**Saved entries**

>> START

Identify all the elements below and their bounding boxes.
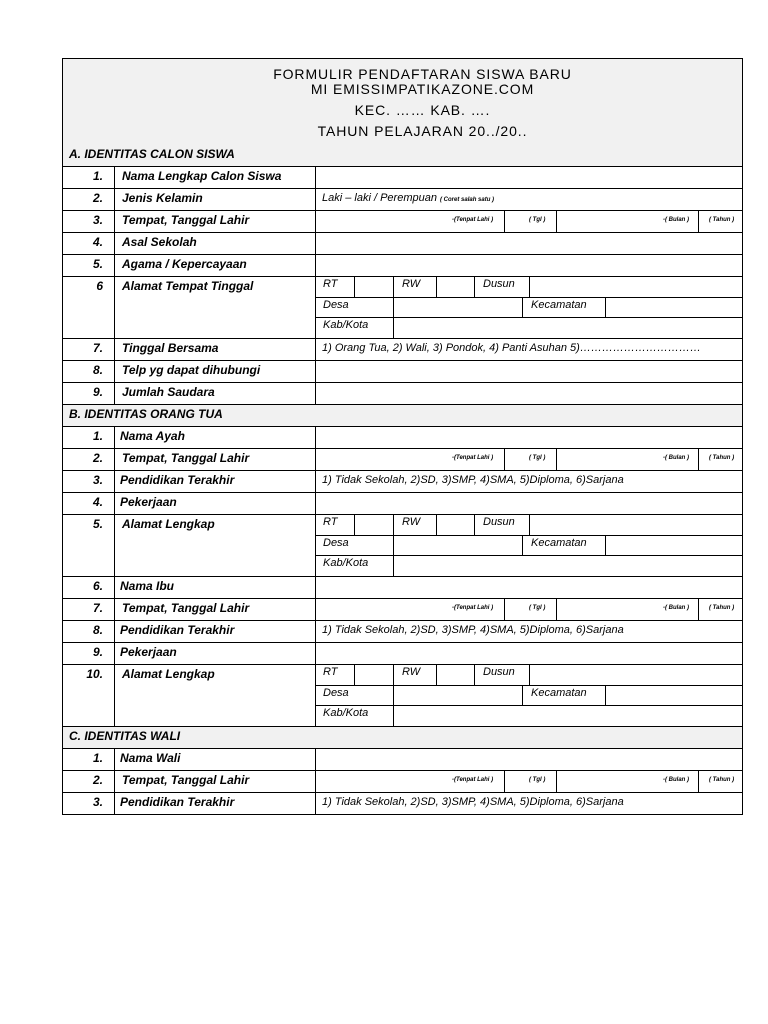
- row-number: 4.: [63, 233, 115, 254]
- row-number: 2.: [63, 189, 115, 210]
- table-row: [63, 599, 742, 621]
- section-a-title: A. IDENTITAS CALON SISWA: [63, 145, 742, 167]
- address-block[interactable]: [316, 277, 742, 338]
- caption-tgl: ( Tgl ): [529, 455, 546, 461]
- table-row: [63, 427, 742, 449]
- birth-field[interactable]: [316, 211, 742, 232]
- field-input[interactable]: [316, 427, 742, 448]
- table-row: [63, 211, 742, 233]
- row-number: 4.: [63, 493, 115, 514]
- field-label: Nama Ibu: [115, 577, 316, 598]
- caption-bulan: -( Bulan ): [663, 605, 689, 611]
- rt-label: RT: [323, 666, 338, 678]
- row-number: 5.: [63, 515, 115, 576]
- row-number: 2.: [63, 449, 115, 470]
- rw-label: RW: [402, 278, 421, 290]
- table-row: [63, 233, 742, 255]
- table-row: [63, 167, 742, 189]
- field-input[interactable]: [316, 577, 742, 598]
- living-with-field[interactable]: 1) Orang Tua, 2) Wali, 3) Pondok, 4) Panti Asuhan 5)……………………………: [322, 342, 701, 354]
- field-input[interactable]: [316, 643, 742, 664]
- row-number: 10.: [63, 665, 115, 726]
- field-input[interactable]: [316, 233, 742, 254]
- field-label: Pendidikan Terakhir: [115, 793, 316, 815]
- table-row: [63, 749, 742, 771]
- field-label: Pekerjaan: [115, 493, 316, 514]
- education-field[interactable]: 1) Tidak Sekolah, 2)SD, 3)SMP, 4)SMA, 5)Diploma, 6)Sarjana: [322, 796, 624, 808]
- section-b-title: B. IDENTITAS ORANG TUA: [63, 405, 742, 427]
- field-label: Nama Ayah: [115, 427, 316, 448]
- form-header: [63, 59, 742, 146]
- field-label: Pendidikan Terakhir: [115, 471, 316, 492]
- birth-field[interactable]: [316, 771, 742, 792]
- field-label: Tempat, Tanggal Lahir: [115, 599, 316, 620]
- row-number: 3.: [63, 211, 115, 232]
- caption-bulan: -( Bulan ): [663, 777, 689, 783]
- academic-year: TAHUN PELAJARAN 20../20..: [317, 123, 528, 139]
- table-row: [63, 621, 742, 643]
- birth-field[interactable]: [316, 449, 742, 470]
- field-label: Jenis Kelamin: [115, 189, 316, 210]
- school-name: MI EMISSIMPATIKAZONE.COM: [310, 81, 535, 97]
- row-number: 9.: [63, 643, 115, 664]
- caption-tgl: ( Tgl ): [529, 217, 546, 223]
- table-row: [63, 277, 742, 339]
- row-number: 1.: [63, 167, 115, 188]
- desa-label: Desa: [323, 299, 349, 311]
- gender-options: Laki – laki / Perempuan: [322, 192, 437, 204]
- desa-label: Desa: [323, 537, 349, 549]
- caption-tahun: ( Tahun ): [709, 605, 735, 611]
- row-number: 9.: [63, 383, 115, 404]
- gender-field[interactable]: [316, 189, 742, 210]
- table-row: [63, 493, 742, 515]
- caption-tgl: ( Tgl ): [529, 777, 546, 783]
- rt-label: RT: [323, 278, 338, 290]
- table-row: [63, 665, 742, 727]
- caption-tempat: -(Tenpat Lahi ): [452, 777, 494, 783]
- table-row: [63, 339, 742, 361]
- row-number: 6: [63, 277, 115, 338]
- field-label: Alamat Lengkap: [115, 665, 316, 726]
- kecamatan-label: Kecamatan: [531, 687, 587, 699]
- caption-tahun: ( Tahun ): [709, 455, 735, 461]
- kab-kota-label: Kab/Kota: [323, 557, 369, 569]
- field-input[interactable]: [316, 167, 742, 188]
- field-label: Agama / Kepercayaan: [115, 255, 316, 276]
- row-number: 7.: [63, 599, 115, 620]
- field-label: Alamat Tempat Tinggal: [115, 277, 316, 338]
- dusun-label: Dusun: [483, 278, 515, 290]
- dusun-label: Dusun: [483, 666, 515, 678]
- row-number: 1.: [63, 749, 115, 770]
- caption-bulan: -( Bulan ): [663, 455, 689, 461]
- row-number: 7.: [63, 339, 115, 360]
- field-label: Alamat Lengkap: [115, 515, 316, 576]
- address-block[interactable]: [316, 515, 742, 576]
- table-row: [63, 383, 742, 405]
- table-row: [63, 771, 742, 793]
- caption-tahun: ( Tahun ): [709, 777, 735, 783]
- dusun-label: Dusun: [483, 516, 515, 528]
- form-title: FORMULIR PENDAFTARAN SISWA BARU: [273, 66, 572, 82]
- row-number: 8.: [63, 621, 115, 642]
- education-field[interactable]: 1) Tidak Sekolah, 2)SD, 3)SMP, 4)SMA, 5)Diploma, 6)Sarjana: [322, 624, 624, 636]
- field-input[interactable]: [316, 361, 742, 382]
- desa-label: Desa: [323, 687, 349, 699]
- field-input[interactable]: [316, 749, 742, 770]
- field-label: Tinggal Bersama: [115, 339, 316, 360]
- row-number: 5.: [63, 255, 115, 276]
- caption-bulan: -( Bulan ): [663, 217, 689, 223]
- field-label: Asal Sekolah: [115, 233, 316, 254]
- education-field[interactable]: 1) Tidak Sekolah, 2)SD, 3)SMP, 4)SMA, 5)Diploma, 6)Sarjana: [322, 474, 624, 486]
- address-block[interactable]: [316, 665, 742, 726]
- gender-note: ( Coret salah satu ): [440, 197, 495, 203]
- kab-kota-label: Kab/Kota: [323, 707, 369, 719]
- table-row: [63, 577, 742, 599]
- caption-tgl: ( Tgl ): [529, 605, 546, 611]
- field-label: Nama Wali: [115, 749, 316, 770]
- rw-label: RW: [402, 516, 421, 528]
- kab-kota-label: Kab/Kota: [323, 319, 369, 331]
- row-number: 1.: [63, 427, 115, 448]
- caption-tempat: -(Tenpat Lahi ): [452, 217, 494, 223]
- row-number: 3.: [63, 471, 115, 492]
- caption-tempat: -(Tenpat Lahi ): [452, 605, 494, 611]
- row-number: 3.: [63, 793, 115, 815]
- district-line: KEC. …… KAB. ….: [354, 102, 491, 118]
- rt-label: RT: [323, 516, 338, 528]
- field-label: Pendidikan Terakhir: [115, 621, 316, 642]
- field-input[interactable]: [316, 493, 742, 514]
- field-label: Nama Lengkap Calon Siswa: [115, 167, 316, 188]
- caption-tahun: ( Tahun ): [709, 217, 735, 223]
- table-row: [63, 643, 742, 665]
- field-label: Tempat, Tanggal Lahir: [115, 771, 316, 792]
- row-number: 6.: [63, 577, 115, 598]
- field-label: Telp yg dapat dihubungi: [115, 361, 316, 382]
- table-row: [63, 793, 742, 815]
- table-row: [63, 449, 742, 471]
- field-label: Tempat, Tanggal Lahir: [115, 449, 316, 470]
- birth-field[interactable]: [316, 599, 742, 620]
- row-number: 8.: [63, 361, 115, 382]
- rw-label: RW: [402, 666, 421, 678]
- registration-form: [62, 58, 743, 815]
- table-row: [63, 255, 742, 277]
- caption-tempat: -(Tenpat Lahi ): [452, 455, 494, 461]
- table-row: [63, 515, 742, 577]
- field-label: Tempat, Tanggal Lahir: [115, 211, 316, 232]
- field-input[interactable]: [316, 255, 742, 276]
- kecamatan-label: Kecamatan: [531, 299, 587, 311]
- kecamatan-label: Kecamatan: [531, 537, 587, 549]
- row-number: 2.: [63, 771, 115, 792]
- field-label: Jumlah Saudara: [115, 383, 316, 404]
- section-c-title: C. IDENTITAS WALI: [63, 727, 742, 749]
- field-input[interactable]: [316, 383, 742, 404]
- table-row: [63, 361, 742, 383]
- table-row: [63, 471, 742, 493]
- field-label: Pekerjaan: [115, 643, 316, 664]
- table-row: [63, 189, 742, 211]
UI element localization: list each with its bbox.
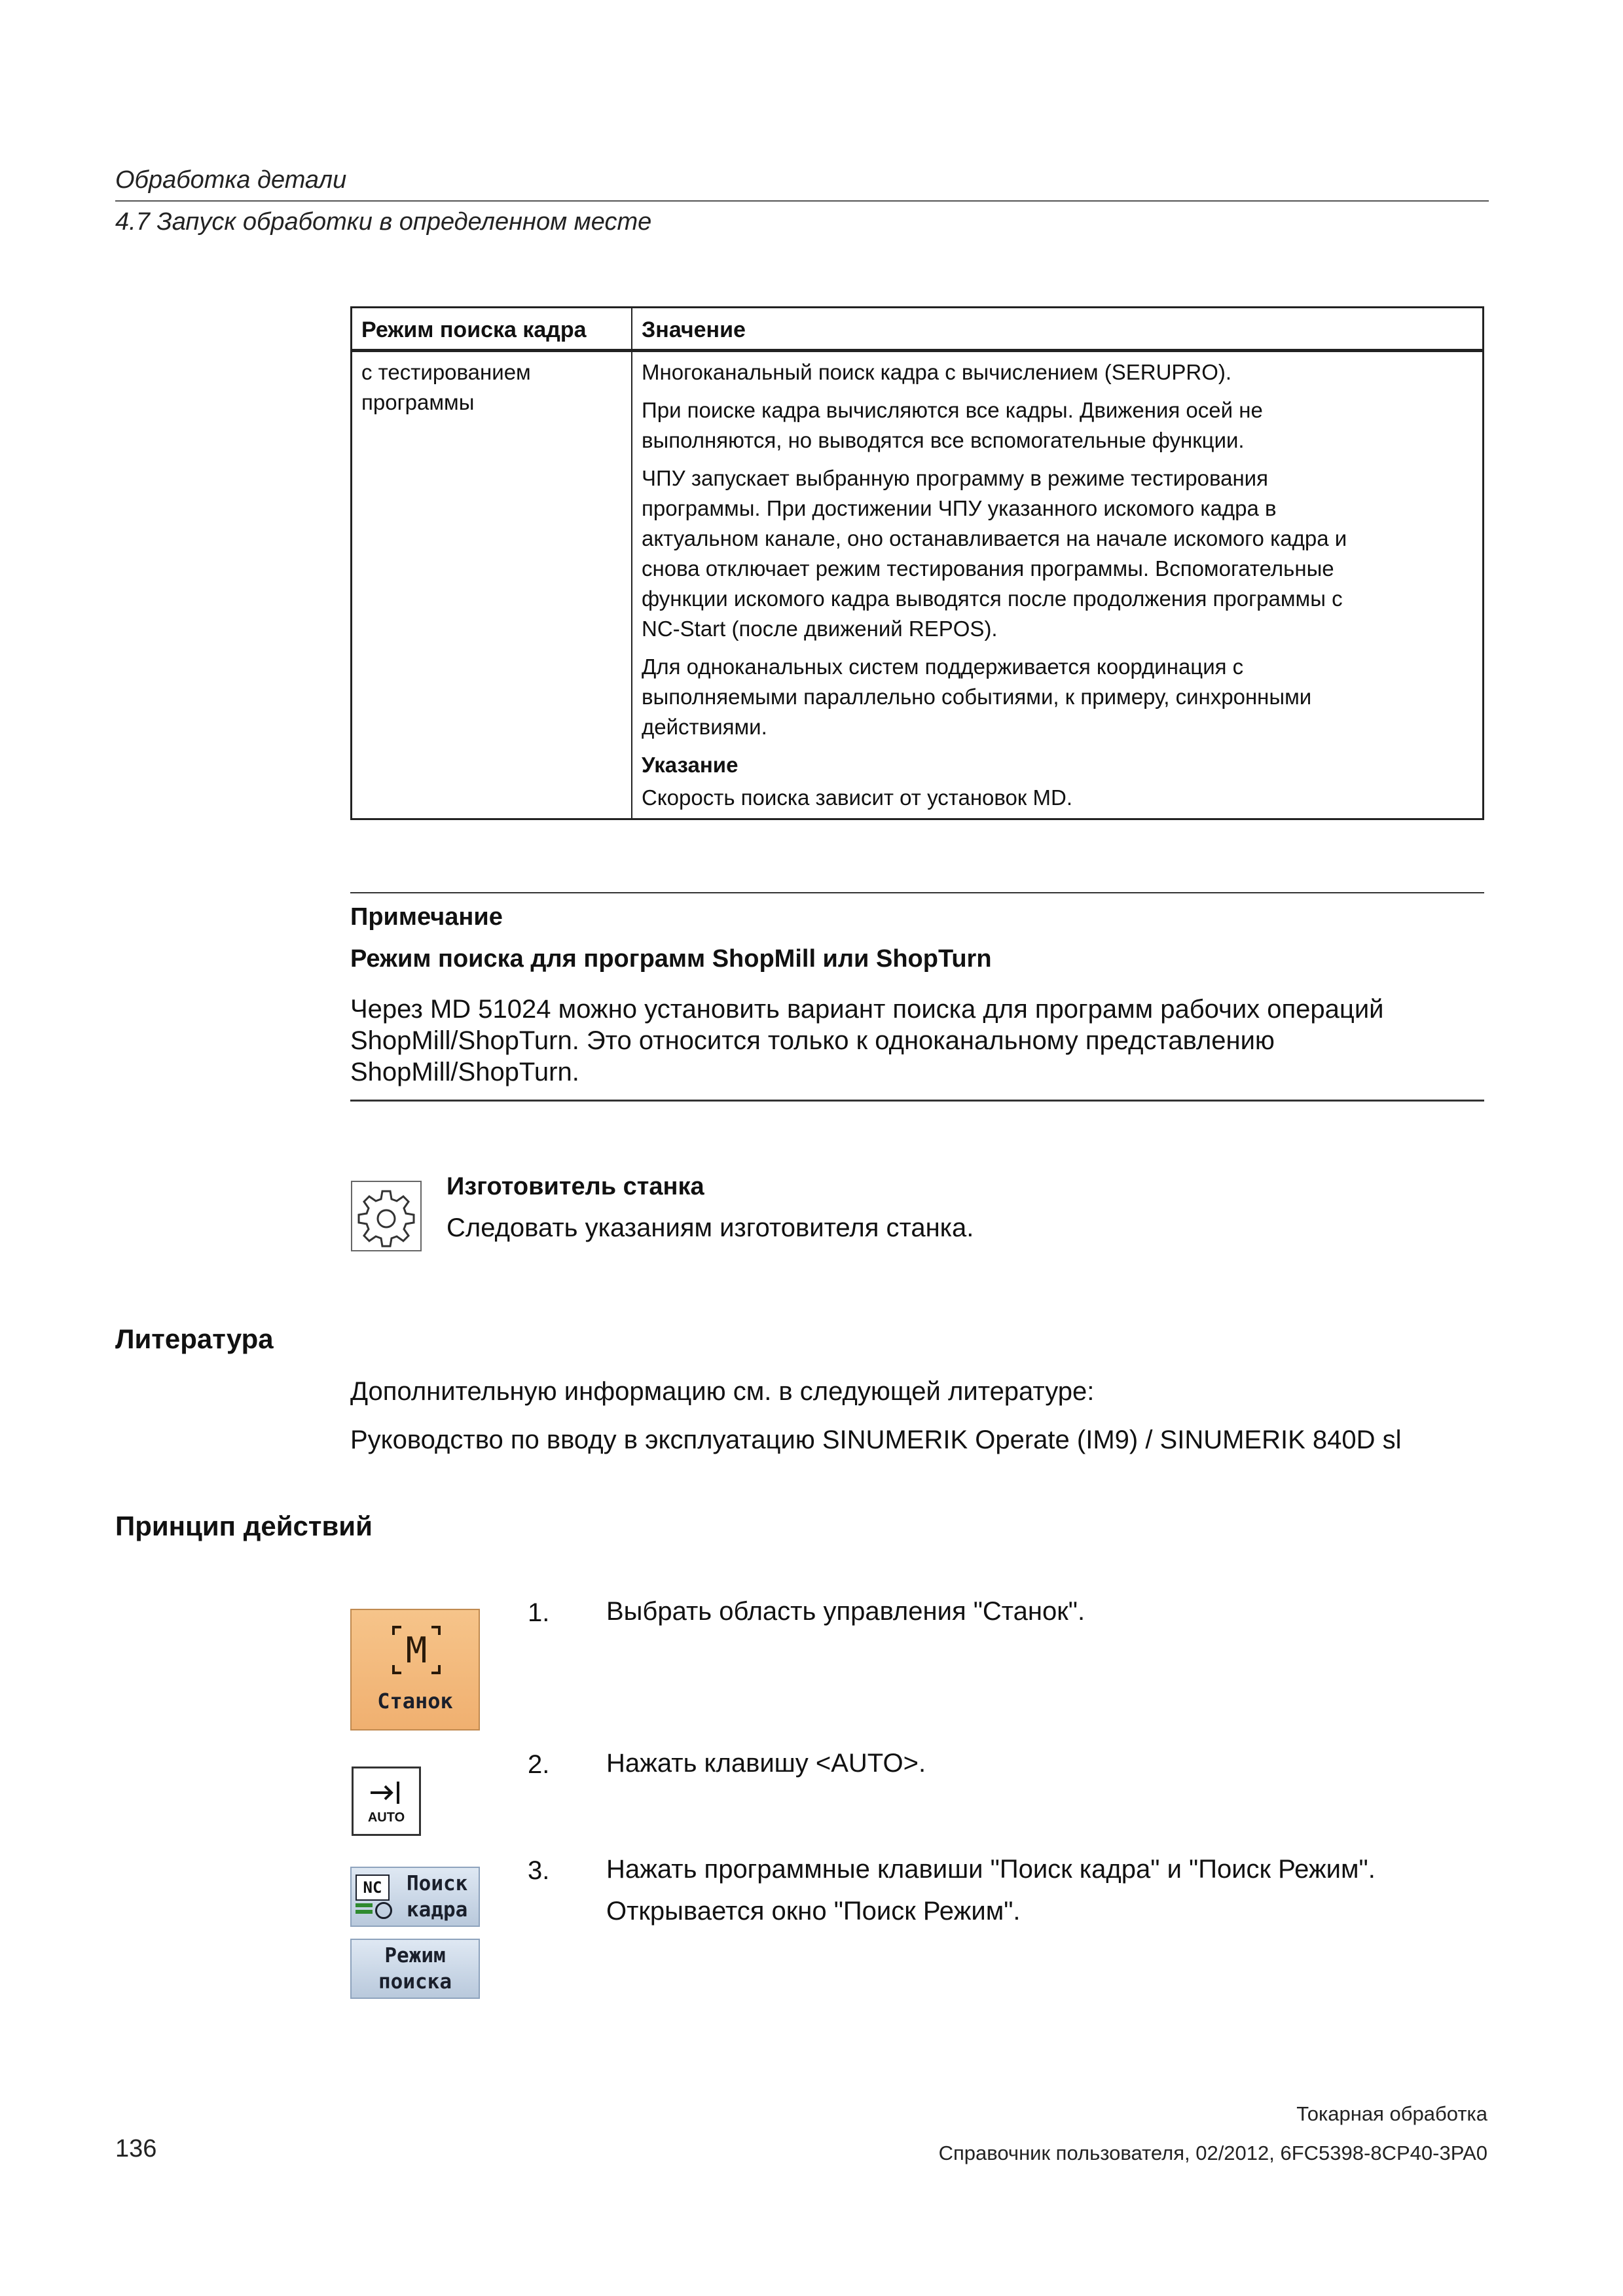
softkey-line: кадра [407, 1898, 468, 1922]
manufacturer-title: Изготовитель станка [447, 1173, 704, 1200]
note-top-divider [350, 892, 1484, 893]
search-mode-table [350, 306, 1484, 820]
note-label: Указание [642, 753, 739, 777]
softkey-line: Поиск [407, 1872, 468, 1895]
value-paragraph: Многоканальный поиск кадра с вычислением (SERUPRO). [642, 360, 1232, 384]
value-paragraph [642, 463, 1473, 644]
manufacturer-text: Следовать указаниям изготовителя станка. [447, 1213, 974, 1242]
page-number: 136 [115, 2135, 157, 2162]
note-text: Скорость поиска зависит от установок MD. [642, 785, 1073, 810]
softkey-line: Режим [384, 1944, 446, 1967]
gear-icon [351, 1181, 422, 1251]
step-line: Нажать программные клавиши "Поиск кадра" и "Поиск Режим". [606, 1855, 1376, 1884]
machine-key-label: Станок [377, 1689, 453, 1713]
note-line: Через MD 51024 можно установить вариант поиска для программ рабочих операций [350, 995, 1384, 1024]
value-line: выполняемыми параллельно событиями, к примеру, синхронными [642, 685, 1312, 709]
search-mode-softkey[interactable] [350, 1939, 480, 1999]
nc-badge: NC [356, 1874, 390, 1901]
auto-key[interactable] [352, 1767, 421, 1836]
table-row [352, 351, 1484, 819]
note-title: Режим поиска для программ ShopMill или ShopTurn [350, 945, 992, 973]
chapter-title: Обработка детали [115, 166, 347, 194]
step-line: Открывается окно "Поиск Режим". [606, 1897, 1021, 1926]
value-paragraph [642, 395, 1473, 456]
section-title: 4.7 Запуск обработки в определенном месте [115, 208, 652, 236]
header-divider [115, 200, 1489, 202]
nc-search-icon [356, 1874, 392, 1920]
footer-reference: Справочник пользователя, 02/2012, 6FC5398-8CP40-3PA0 [938, 2142, 1487, 2164]
note-line: ShopMill/ShopTurn. [350, 1058, 579, 1086]
value-line: выполняются, но выводятся все вспомогательные функции. [642, 428, 1245, 452]
value-line: ЧПУ запускает выбранную программу в режиме тестирования [642, 466, 1268, 490]
table-cell-mode [352, 351, 632, 819]
note-label: Примечание [350, 903, 503, 931]
machine-icon [390, 1623, 443, 1677]
literature-line: Дополнительную информацию см. в следующей литературе: [350, 1377, 1095, 1406]
value-line: функции искомого кадра выводятся после продолжения программы с [642, 586, 1343, 611]
value-line: При поиске кадра вычисляются все кадры. Движения осей не [642, 398, 1263, 422]
value-line: NC-Start (после движений REPOS). [642, 617, 998, 641]
auto-arrow-icon [367, 1778, 406, 1808]
value-line: программы. При достижении ЧПУ указанного искомого кадра в [642, 496, 1277, 520]
step-text: Выбрать область управления "Станок". [606, 1597, 1085, 1626]
block-search-softkey[interactable] [350, 1867, 480, 1927]
mode-line: программы [361, 390, 475, 414]
step-text: Нажать клавишу <AUTO>. [606, 1749, 926, 1778]
auto-key-label: AUTO [367, 1810, 405, 1825]
mode-line: с тестированием [361, 360, 531, 384]
step-text [606, 1848, 1376, 1932]
step-number: 1. [528, 1598, 550, 1627]
value-line: снова отключает режим тестирования программы. Вспомогательные [642, 556, 1334, 581]
value-line: действиями. [642, 715, 767, 739]
table-header-value: Значение [632, 308, 1484, 351]
note-line: ShopMill/ShopTurn. Это относится только к одноканальному представлению [350, 1026, 1275, 1055]
note-bottom-divider [350, 1100, 1484, 1102]
softkey-line: поиска [378, 1970, 452, 1994]
value-line: Для одноканальных систем поддерживается координация с [642, 655, 1244, 679]
literature-heading: Литература [115, 1323, 274, 1354]
literature-line: Руководство по вводу в эксплуатацию SINUMERIK Operate (IM9) / SINUMERIK 840D sl [350, 1426, 1402, 1454]
step-number: 2. [528, 1750, 550, 1779]
note-body [350, 994, 1384, 1088]
value-line: актуальном канале, оно останавливается на начале искомого кадра и [642, 526, 1347, 550]
machine-letter: M [405, 1630, 428, 1671]
table-cell-value [632, 351, 1484, 819]
footer-title: Токарная обработка [1296, 2102, 1487, 2125]
machine-area-key[interactable] [350, 1609, 480, 1731]
step-number: 3. [528, 1856, 550, 1885]
principle-heading: Принцип действий [115, 1511, 373, 1541]
value-paragraph [642, 652, 1473, 742]
table-header-mode: Режим поиска кадра [352, 308, 632, 351]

>> END

**PROBLEM STATEMENT**
Repeat the rows from the line containing "softkey-line: кадра [407, 1898, 468, 1922]" up to and including the line containing "softkey-line: Поиск [407, 1872, 468, 1895]", keeping each line unchanged.

**TASK RESULT**
softkey-line: кадра [407, 1898, 468, 1922]
manufacturer-title: Изготовитель станка [447, 1173, 704, 1200]
note-top-divider [350, 892, 1484, 893]
search-mode-table [350, 306, 1484, 820]
note-label: Указание [642, 753, 739, 777]
softkey-line: Поиск [407, 1872, 468, 1895]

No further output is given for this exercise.